▶ **PROVIDED PASSAGE**:
━━━━━━
One more final word. The concept of a burning hellfire originally came from Satan himself and amounts to blasphemy because God is not capable of torture. Punishment and destruction and entirely different from torture. 

By propagating the falsehood that the wicked will be forever tormented in hellfire, Satan has misrepresented and blasphemed the name of God.


----------



## WillieT (Aug 25, 2010)

Fish&Chips said:


> *John 8:44-45*
> 44 Ye are of your father the devil, and the lusts of your father ye will do. He was a murderer from the beginning, and abode not in the truth, because there is no truth in him. When he speaketh a lie, he speaketh of his own: for he is a liar, and the father of it.
> 45 And because I tell you the truth, ye believe me not.
> 
> ...


Sorry, I miss the point. All were created with free will. Some will choose to follow, some will not. Been that way since the beginning of time. Everlasting destruction will be the fate of those that choose not to follow.


----------



## atcfisherman (Oct 5, 2006)

Shaggy,

As I asked in the other thread, what are we being saved from? If we die and are conscious of nothing, then we don't exist anymore. Therefore, the unrighteous people have nothing to fear after death. All will die, but if they have no fear of anything after death, then they can party and sin all they want knowing that after they die, they don't exist any more. Then the saved are being saved from what? 

Sorry bro, but the bible teaches that there are consequences for sin. We can't hand pick certain verses for a doctrine nor can we hand pic our sources of bible interpretations.


In Christ Alone I Place My Trust


----------



## WillieT (Aug 25, 2010)

atcfisherman said:


> Shaggy,
> 
> As I asked in the other thread, what are we being saved from? If we die and are conscious of nothing, then we don't exist anymore. Therefore, the unrighteous people have nothing to fear after death. All will die, but if they have no fear of anything after death, then they can party and sin all they want knowing that after they die, they don't exist any more. Then the saved are being saved from what?
━━━━━━
▶ **STATED EXERCISE A**: Return the entries, word for word, from the start of the entries through the line containing "818, 45, 833]".
━━━━━━
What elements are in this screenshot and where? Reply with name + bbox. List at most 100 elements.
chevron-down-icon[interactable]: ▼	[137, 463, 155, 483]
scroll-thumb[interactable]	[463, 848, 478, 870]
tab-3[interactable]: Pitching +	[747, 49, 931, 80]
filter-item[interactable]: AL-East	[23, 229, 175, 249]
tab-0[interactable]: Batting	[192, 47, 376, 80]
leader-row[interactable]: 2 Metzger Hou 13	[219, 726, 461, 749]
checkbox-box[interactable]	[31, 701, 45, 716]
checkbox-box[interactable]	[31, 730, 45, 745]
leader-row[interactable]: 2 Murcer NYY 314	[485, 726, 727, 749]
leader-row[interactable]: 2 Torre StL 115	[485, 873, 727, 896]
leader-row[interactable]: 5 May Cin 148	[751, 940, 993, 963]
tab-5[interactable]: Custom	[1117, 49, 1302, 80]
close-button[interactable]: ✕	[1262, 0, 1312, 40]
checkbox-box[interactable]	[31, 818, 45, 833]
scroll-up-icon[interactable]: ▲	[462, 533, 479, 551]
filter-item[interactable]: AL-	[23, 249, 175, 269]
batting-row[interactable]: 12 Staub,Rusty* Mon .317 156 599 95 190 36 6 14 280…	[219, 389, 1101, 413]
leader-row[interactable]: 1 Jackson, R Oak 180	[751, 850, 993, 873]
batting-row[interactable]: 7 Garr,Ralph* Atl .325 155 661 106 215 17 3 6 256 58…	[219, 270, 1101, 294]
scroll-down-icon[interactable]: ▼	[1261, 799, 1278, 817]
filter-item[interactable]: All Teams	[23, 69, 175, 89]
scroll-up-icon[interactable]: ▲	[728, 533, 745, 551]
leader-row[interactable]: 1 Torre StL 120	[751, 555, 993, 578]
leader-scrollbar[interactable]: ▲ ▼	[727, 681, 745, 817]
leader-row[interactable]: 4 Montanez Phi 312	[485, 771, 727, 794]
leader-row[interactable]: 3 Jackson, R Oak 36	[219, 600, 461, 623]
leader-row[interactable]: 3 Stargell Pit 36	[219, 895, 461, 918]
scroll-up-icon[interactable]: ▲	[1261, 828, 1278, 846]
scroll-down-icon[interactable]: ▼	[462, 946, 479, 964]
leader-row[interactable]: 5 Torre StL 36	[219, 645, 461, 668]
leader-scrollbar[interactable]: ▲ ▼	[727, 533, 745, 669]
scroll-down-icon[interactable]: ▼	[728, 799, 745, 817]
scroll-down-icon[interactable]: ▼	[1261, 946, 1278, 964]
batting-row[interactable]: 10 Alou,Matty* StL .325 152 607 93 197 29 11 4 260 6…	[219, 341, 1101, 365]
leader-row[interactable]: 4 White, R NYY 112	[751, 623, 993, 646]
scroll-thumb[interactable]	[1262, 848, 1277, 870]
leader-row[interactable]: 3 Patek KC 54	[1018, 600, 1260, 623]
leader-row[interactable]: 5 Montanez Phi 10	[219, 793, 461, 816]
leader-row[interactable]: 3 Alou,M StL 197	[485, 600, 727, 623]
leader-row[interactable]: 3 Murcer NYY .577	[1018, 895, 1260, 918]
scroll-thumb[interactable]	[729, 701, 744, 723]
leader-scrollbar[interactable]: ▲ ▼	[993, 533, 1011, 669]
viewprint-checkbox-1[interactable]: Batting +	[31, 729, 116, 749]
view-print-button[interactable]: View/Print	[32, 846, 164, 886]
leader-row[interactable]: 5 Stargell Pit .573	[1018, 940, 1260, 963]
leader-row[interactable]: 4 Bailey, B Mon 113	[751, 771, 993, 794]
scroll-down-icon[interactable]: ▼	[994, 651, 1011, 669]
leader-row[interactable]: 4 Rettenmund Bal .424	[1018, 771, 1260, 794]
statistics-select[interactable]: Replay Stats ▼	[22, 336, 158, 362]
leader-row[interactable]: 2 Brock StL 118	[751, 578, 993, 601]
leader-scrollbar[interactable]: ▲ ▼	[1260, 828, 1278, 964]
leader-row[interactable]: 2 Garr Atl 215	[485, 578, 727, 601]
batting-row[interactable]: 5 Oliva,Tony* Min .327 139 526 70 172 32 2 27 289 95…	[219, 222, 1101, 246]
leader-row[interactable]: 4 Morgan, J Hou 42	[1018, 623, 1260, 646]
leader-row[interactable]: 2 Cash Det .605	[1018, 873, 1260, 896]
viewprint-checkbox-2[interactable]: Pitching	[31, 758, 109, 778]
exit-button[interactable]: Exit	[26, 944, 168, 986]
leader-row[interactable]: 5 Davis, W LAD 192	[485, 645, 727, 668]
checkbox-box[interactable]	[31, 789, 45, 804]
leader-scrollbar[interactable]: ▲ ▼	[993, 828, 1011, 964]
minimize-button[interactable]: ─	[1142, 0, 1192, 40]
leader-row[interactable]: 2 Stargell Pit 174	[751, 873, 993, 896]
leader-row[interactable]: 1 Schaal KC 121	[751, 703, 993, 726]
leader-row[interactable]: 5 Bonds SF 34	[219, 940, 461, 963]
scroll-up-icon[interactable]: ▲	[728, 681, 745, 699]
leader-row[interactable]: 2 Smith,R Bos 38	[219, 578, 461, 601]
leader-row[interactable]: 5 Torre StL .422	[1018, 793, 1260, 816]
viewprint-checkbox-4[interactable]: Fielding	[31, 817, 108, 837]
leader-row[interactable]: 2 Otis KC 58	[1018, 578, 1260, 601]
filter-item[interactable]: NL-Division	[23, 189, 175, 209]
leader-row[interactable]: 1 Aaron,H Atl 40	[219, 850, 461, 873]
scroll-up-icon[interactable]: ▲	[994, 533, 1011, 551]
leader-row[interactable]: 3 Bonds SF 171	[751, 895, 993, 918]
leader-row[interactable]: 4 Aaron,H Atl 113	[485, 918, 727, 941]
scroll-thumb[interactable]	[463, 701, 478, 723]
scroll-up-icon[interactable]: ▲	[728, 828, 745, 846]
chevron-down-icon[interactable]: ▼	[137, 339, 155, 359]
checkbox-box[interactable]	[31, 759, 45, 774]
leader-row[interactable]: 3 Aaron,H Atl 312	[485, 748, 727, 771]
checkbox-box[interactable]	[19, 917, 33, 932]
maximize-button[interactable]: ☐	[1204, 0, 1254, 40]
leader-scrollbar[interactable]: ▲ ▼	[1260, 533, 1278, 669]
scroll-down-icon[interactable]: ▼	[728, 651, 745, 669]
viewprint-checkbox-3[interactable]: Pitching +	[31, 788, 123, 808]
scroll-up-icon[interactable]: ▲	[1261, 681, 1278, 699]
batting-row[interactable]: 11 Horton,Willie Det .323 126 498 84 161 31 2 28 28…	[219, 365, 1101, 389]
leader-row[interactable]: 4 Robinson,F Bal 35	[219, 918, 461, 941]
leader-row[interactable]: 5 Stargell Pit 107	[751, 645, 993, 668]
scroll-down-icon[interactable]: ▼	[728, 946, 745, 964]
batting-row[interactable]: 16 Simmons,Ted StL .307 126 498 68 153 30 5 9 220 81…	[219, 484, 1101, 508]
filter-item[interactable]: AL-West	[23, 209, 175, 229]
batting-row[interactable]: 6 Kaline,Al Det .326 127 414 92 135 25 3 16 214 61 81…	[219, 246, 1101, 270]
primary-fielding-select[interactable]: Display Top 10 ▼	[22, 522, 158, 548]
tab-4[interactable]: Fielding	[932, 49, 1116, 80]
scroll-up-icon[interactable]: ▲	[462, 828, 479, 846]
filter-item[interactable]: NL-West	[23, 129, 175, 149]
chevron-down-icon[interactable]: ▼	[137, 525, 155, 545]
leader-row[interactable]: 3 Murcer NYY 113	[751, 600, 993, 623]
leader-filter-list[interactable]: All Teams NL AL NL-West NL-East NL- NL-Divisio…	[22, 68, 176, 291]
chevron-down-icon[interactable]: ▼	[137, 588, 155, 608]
━━━━━━
▶ **STATED EXERCISE B**: In the forum thread on hellfire, why does the first post say the concept of a burning hellfire amounts to blasphemy?

▶ **TASK OUTPUT A**:
What elements are in this screenshot and where? Reply with name + bbox. List at most 100 elements.
chevron-down-icon[interactable]: ▼	[137, 463, 155, 483]
scroll-thumb[interactable]	[463, 848, 478, 870]
tab-3[interactable]: Pitching +	[747, 49, 931, 80]
filter-item[interactable]: AL-East	[23, 229, 175, 249]
tab-0[interactable]: Batting	[192, 47, 376, 80]
leader-row[interactable]: 2 Metzger Hou 13	[219, 726, 461, 749]
checkbox-box[interactable]	[31, 701, 45, 716]
checkbox-box[interactable]	[31, 730, 45, 745]
leader-row[interactable]: 2 Murcer NYY 314	[485, 726, 727, 749]
leader-row[interactable]: 2 Torre StL 115	[485, 873, 727, 896]
leader-row[interactable]: 5 May Cin 148	[751, 940, 993, 963]
tab-5[interactable]: Custom	[1117, 49, 1302, 80]
close-button[interactable]: ✕	[1262, 0, 1312, 40]
checkbox-box[interactable]	[31, 818, 45, 833]

▶ **TASK OUTPUT B**: It amounts to blasphemy because God is not capable of torture. Punishment and destruction are entirely different from torture.